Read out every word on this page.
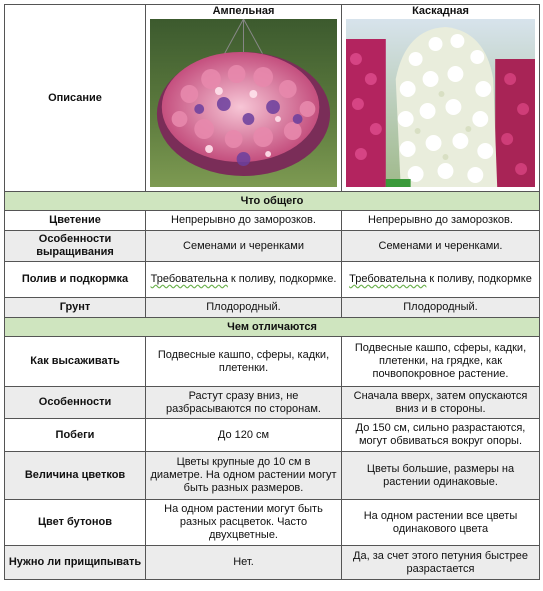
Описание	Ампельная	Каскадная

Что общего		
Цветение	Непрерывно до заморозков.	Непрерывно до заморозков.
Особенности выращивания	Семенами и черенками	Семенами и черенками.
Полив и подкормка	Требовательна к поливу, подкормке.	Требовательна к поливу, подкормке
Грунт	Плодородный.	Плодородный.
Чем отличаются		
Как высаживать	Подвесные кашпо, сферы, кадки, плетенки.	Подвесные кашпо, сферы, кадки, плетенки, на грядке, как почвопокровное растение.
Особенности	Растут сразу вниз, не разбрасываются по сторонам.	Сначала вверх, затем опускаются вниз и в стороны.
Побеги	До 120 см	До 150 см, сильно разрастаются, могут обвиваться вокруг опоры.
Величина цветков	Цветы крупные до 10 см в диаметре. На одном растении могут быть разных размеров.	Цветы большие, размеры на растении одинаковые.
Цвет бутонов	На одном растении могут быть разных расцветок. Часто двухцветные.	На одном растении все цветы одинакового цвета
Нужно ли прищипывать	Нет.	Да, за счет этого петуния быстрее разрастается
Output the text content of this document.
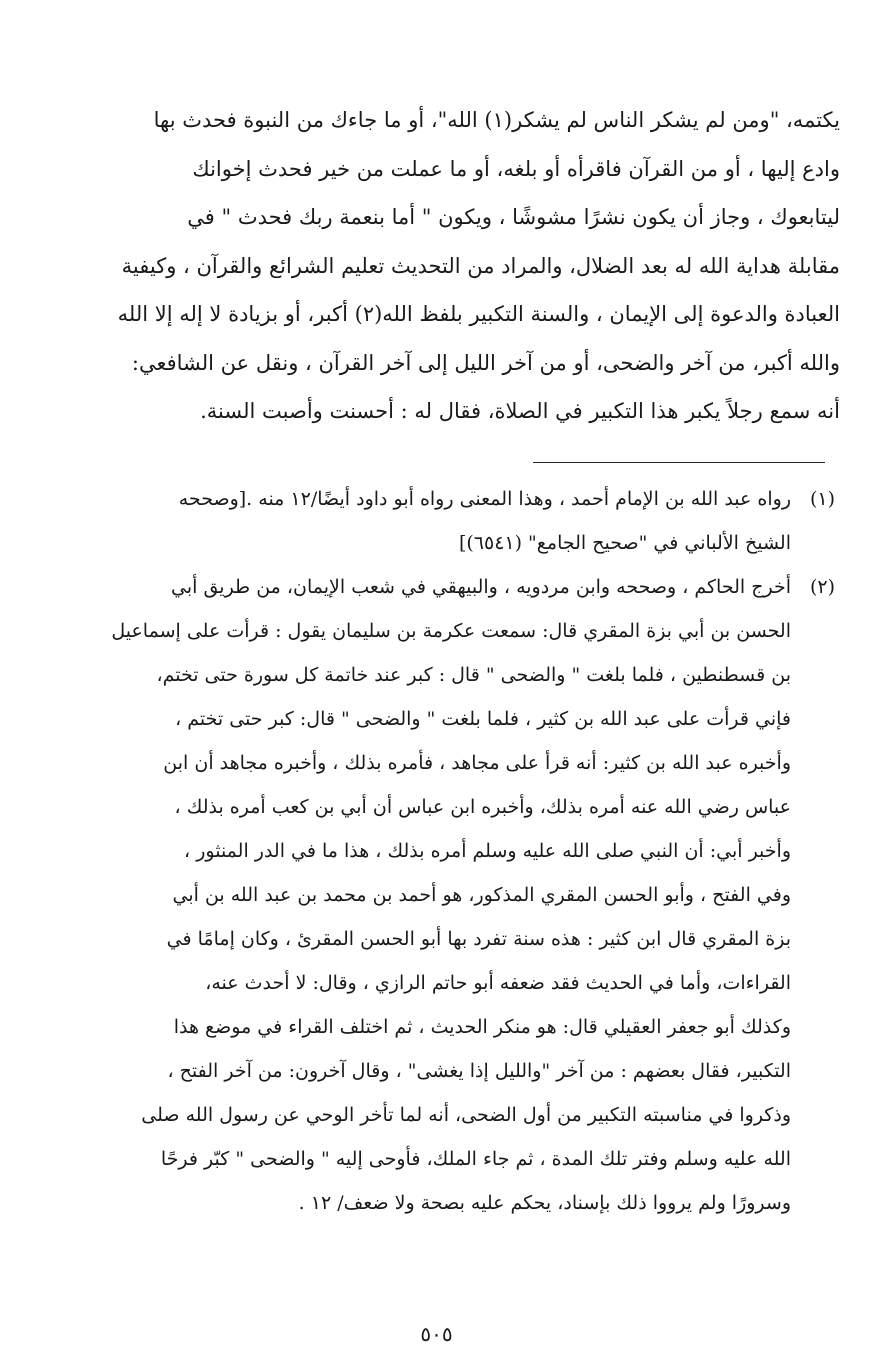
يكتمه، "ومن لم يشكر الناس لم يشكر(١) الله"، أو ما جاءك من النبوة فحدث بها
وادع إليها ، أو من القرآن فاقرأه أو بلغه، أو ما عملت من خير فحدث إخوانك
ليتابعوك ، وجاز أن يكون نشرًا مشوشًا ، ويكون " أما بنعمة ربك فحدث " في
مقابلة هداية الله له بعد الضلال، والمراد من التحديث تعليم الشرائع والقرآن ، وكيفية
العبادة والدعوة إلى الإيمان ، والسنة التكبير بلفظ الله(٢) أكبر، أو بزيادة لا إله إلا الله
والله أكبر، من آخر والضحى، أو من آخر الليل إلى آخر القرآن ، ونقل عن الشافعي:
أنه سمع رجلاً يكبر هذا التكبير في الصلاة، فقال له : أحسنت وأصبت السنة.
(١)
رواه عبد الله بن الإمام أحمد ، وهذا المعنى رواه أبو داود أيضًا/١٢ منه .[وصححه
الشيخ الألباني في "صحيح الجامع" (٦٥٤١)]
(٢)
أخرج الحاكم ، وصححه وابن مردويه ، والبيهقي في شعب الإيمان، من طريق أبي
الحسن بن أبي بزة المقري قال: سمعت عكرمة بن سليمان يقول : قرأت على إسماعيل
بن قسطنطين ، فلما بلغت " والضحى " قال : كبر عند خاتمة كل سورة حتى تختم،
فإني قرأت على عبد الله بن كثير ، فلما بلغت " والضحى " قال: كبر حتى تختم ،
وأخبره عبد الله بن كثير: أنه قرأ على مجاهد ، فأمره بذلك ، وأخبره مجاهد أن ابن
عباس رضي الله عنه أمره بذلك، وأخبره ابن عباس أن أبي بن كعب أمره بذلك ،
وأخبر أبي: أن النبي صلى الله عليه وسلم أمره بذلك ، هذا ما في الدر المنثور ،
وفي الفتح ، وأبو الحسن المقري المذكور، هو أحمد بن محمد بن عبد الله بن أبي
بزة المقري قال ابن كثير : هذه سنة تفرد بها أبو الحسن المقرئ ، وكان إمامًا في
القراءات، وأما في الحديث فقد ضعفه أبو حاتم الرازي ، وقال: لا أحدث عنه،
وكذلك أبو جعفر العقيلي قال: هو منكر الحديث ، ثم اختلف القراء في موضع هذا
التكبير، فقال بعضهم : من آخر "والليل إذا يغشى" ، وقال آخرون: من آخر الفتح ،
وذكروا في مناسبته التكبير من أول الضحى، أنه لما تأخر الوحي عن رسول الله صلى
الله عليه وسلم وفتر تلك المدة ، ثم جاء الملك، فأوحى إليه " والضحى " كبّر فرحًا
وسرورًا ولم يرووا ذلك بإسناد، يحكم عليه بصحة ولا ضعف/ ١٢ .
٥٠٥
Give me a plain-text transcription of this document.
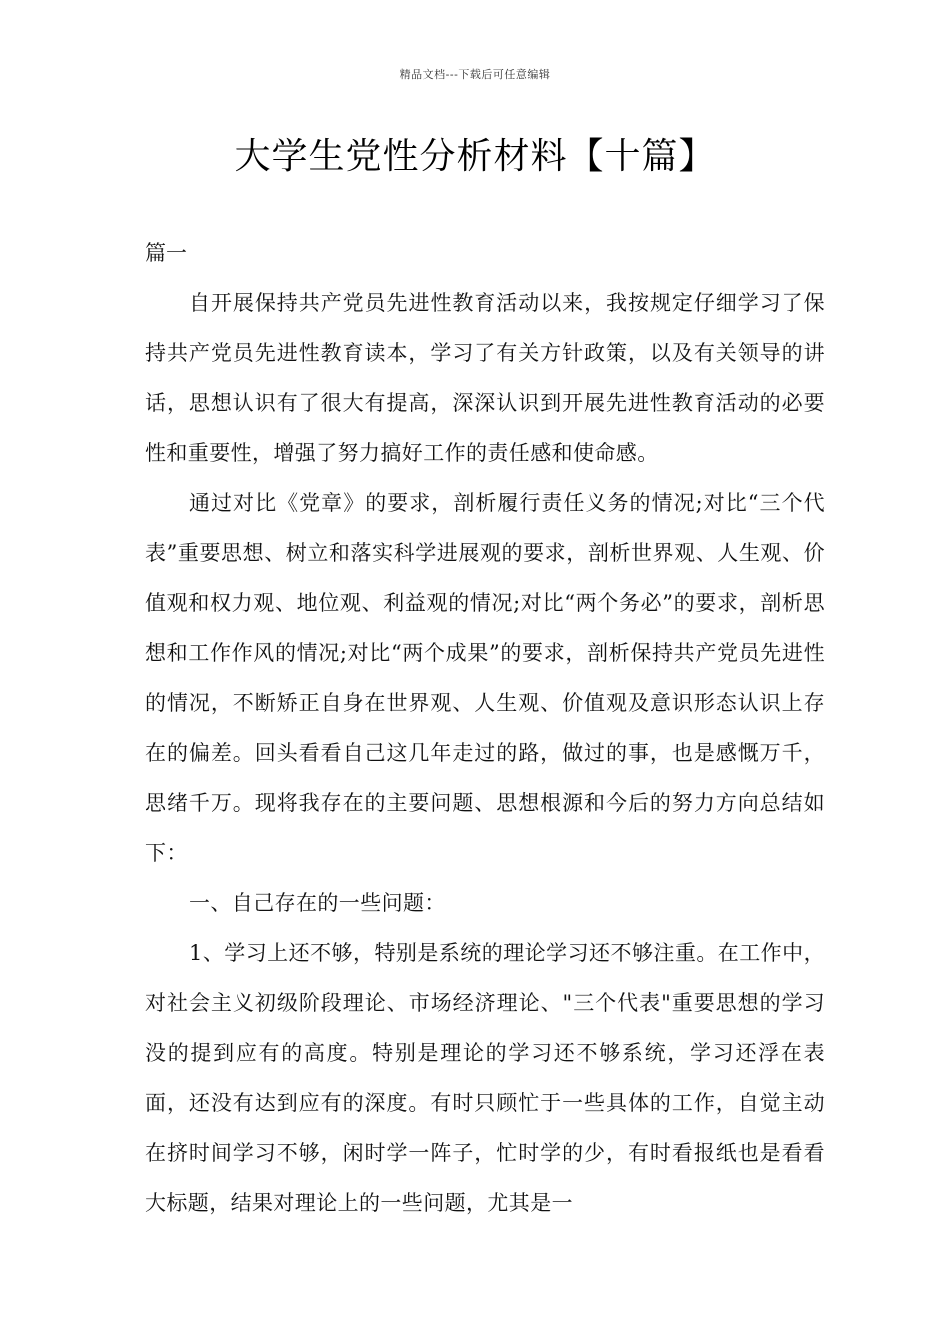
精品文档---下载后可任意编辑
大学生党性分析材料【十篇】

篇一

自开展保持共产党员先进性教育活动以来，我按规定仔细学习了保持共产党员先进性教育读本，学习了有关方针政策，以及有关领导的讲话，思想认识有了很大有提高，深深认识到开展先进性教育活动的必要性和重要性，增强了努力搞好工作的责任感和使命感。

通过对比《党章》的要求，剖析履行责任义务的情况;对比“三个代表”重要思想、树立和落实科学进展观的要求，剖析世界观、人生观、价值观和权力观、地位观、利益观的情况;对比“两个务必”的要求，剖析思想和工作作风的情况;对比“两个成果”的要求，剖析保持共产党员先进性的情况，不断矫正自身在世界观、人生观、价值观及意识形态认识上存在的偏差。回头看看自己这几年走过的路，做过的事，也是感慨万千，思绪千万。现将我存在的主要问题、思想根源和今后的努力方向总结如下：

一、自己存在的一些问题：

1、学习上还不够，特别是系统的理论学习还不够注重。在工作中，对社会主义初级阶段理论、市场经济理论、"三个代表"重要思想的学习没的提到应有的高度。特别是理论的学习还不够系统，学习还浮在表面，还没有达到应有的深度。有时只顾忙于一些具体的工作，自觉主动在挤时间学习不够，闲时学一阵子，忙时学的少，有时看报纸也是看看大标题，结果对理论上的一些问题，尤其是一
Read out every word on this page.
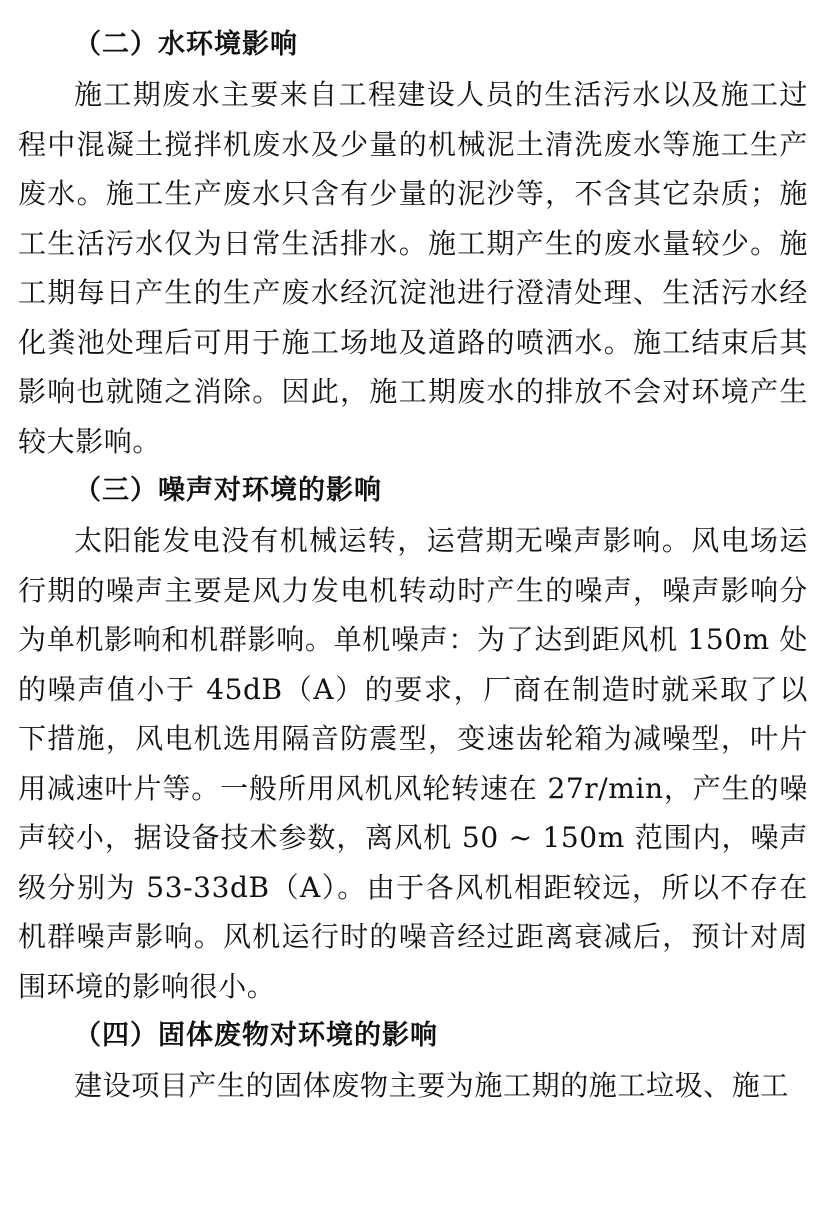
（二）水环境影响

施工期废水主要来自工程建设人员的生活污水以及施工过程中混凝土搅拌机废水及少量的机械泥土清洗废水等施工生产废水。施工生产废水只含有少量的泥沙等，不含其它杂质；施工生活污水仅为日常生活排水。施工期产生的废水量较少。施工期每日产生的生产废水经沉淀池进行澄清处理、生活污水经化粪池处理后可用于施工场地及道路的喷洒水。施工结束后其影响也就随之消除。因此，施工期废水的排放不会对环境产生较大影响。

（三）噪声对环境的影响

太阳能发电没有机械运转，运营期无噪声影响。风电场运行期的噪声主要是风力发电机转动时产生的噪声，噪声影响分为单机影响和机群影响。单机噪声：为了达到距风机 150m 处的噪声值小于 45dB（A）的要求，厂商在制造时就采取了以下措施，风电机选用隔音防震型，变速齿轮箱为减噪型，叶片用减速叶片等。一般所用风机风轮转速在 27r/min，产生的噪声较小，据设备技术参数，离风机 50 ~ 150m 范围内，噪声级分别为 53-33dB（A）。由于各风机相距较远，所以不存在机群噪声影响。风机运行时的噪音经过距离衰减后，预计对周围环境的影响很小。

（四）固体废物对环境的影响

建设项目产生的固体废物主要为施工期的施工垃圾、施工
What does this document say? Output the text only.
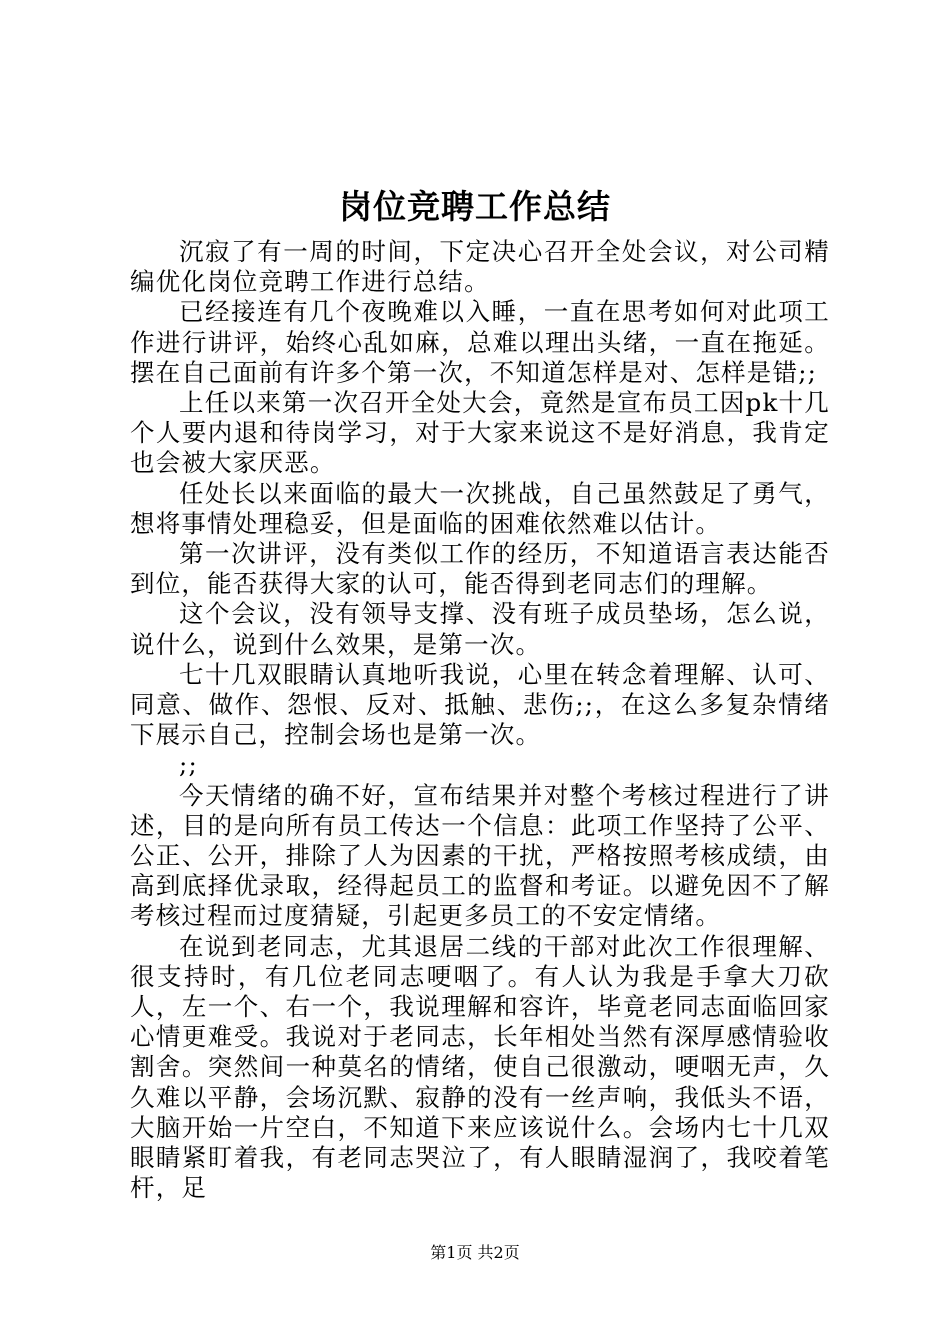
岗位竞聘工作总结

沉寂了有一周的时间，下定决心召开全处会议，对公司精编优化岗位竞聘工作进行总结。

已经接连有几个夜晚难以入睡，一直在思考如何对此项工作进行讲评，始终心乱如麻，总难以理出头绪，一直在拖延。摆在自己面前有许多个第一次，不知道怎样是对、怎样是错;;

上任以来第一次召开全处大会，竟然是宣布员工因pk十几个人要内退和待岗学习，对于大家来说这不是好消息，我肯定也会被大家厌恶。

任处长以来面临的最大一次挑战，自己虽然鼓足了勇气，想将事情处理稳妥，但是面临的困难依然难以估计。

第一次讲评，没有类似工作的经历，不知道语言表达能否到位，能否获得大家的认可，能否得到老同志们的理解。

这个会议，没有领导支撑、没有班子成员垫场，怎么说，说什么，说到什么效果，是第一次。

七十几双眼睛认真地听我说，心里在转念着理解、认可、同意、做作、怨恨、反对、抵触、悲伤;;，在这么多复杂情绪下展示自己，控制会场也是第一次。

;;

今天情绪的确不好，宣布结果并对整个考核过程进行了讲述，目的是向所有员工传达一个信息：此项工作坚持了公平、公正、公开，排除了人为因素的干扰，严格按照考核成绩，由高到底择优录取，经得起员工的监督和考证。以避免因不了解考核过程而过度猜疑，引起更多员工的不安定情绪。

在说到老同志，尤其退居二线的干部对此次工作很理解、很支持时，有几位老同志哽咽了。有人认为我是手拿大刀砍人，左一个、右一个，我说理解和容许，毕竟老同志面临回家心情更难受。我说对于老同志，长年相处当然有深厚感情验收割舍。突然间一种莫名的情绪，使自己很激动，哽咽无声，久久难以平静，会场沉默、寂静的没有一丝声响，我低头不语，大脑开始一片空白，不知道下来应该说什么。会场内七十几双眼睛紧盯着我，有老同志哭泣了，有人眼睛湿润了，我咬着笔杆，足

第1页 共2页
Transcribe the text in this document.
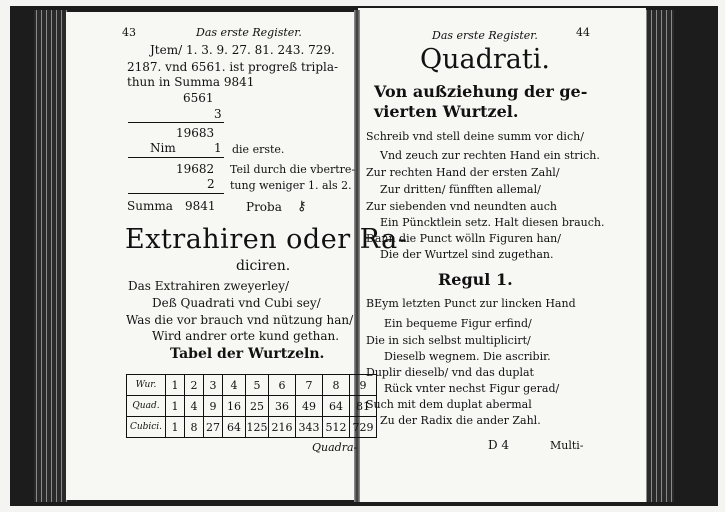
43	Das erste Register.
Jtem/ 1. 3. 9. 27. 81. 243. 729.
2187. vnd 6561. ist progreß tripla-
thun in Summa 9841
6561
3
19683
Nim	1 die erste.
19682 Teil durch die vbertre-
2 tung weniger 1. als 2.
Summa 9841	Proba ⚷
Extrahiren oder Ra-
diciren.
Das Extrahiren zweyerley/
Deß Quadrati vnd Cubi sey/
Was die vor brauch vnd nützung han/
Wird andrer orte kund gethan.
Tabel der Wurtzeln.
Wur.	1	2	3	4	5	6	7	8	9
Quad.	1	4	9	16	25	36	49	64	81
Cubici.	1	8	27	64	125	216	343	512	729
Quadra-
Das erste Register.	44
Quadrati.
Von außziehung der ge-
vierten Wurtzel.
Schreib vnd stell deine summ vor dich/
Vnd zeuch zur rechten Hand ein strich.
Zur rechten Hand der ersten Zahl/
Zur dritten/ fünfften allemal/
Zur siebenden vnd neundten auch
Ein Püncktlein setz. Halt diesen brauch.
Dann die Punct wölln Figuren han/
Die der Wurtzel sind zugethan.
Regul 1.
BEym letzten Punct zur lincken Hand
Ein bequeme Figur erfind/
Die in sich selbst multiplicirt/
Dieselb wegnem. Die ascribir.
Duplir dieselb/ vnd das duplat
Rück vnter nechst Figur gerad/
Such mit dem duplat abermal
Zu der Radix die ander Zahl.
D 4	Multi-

--------------------------------------------------

- _Work to complete_:
Return only those lines of the records that contain the string "فحدث".

- _Exercise output_:
يكتمه، "ومن لم يشكر الناس لم يشكر(١) الله"، أو ما جاءك من النبوة فحدث بها
وادع إليها ، أو من القرآن فاقرأه أو بلغه، أو ما عملت من خير فحدث إخوانك
ليتابعوك ، وجاز أن يكون نشرًا مشوشًا ، ويكون " أما بنعمة ربك فحدث " في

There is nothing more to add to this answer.